Items listed in a dataset
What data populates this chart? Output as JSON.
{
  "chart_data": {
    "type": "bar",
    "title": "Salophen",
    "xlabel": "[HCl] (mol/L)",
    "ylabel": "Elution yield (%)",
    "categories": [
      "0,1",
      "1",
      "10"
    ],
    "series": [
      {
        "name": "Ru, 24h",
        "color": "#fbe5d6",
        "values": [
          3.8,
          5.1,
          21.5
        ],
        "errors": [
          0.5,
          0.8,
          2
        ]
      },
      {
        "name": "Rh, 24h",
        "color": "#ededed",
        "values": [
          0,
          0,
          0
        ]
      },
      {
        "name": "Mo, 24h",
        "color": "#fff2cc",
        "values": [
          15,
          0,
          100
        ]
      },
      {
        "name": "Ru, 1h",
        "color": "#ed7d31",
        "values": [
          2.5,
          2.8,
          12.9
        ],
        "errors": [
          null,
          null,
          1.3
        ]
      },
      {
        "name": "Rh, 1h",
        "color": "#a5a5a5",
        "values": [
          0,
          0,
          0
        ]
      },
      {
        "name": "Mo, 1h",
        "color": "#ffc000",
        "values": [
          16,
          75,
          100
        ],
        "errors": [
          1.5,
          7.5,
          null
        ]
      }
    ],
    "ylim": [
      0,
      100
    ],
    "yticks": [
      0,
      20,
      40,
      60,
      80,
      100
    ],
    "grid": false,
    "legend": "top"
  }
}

What to work on
Each line in the material above must be retyped without alteration.

Answer to the problem
What data populates this chart? Output as JSON.
{
  "chart_data": {
    "type": "bar",
    "title": "Salophen",
    "xlabel": "[HCl] (mol/L)",
    "ylabel": "Elution yield (%)",
    "categories": [
      "0,1",
      "1",
      "10"
    ],
    "series": [
      {
        "name": "Ru, 24h",
        "color": "#fbe5d6",
        "values": [
          3.8,
          5.1,
          21.5
        ],
        "errors": [
          0.5,
          0.8,
          2
        ]
      },
      {
        "name": "Rh, 24h",
        "color": "#ededed",
        "values": [
          0,
          0,
          0
        ]
      },
      {
        "name": "Mo, 24h",
        "color": "#fff2cc",
        "values": [
          15,
          0,
          100
        ]
      },
      {
        "name": "Ru, 1h",
        "color": "#ed7d31",
        "values": [
          2.5,
          2.8,
          12.9
        ],
        "errors": [
          null,
          null,
          1.3
        ]
      },
      {
        "name": "Rh, 1h",
        "color": "#a5a5a5",
        "values": [
          0,
          0,
          0
        ]
      },
      {
        "name": "Mo, 1h",
        "color": "#ffc000",
        "values": [
          16,
          75,
          100
        ],
        "errors": [
          1.5,
          7.5,
          null
        ]
      }
    ],
    "ylim": [
      0,
      100
    ],
    "yticks": [
      0,
      20,
      40,
      60,
      80,
      100
    ],
    "grid": false,
    "legend": "top"
  }
}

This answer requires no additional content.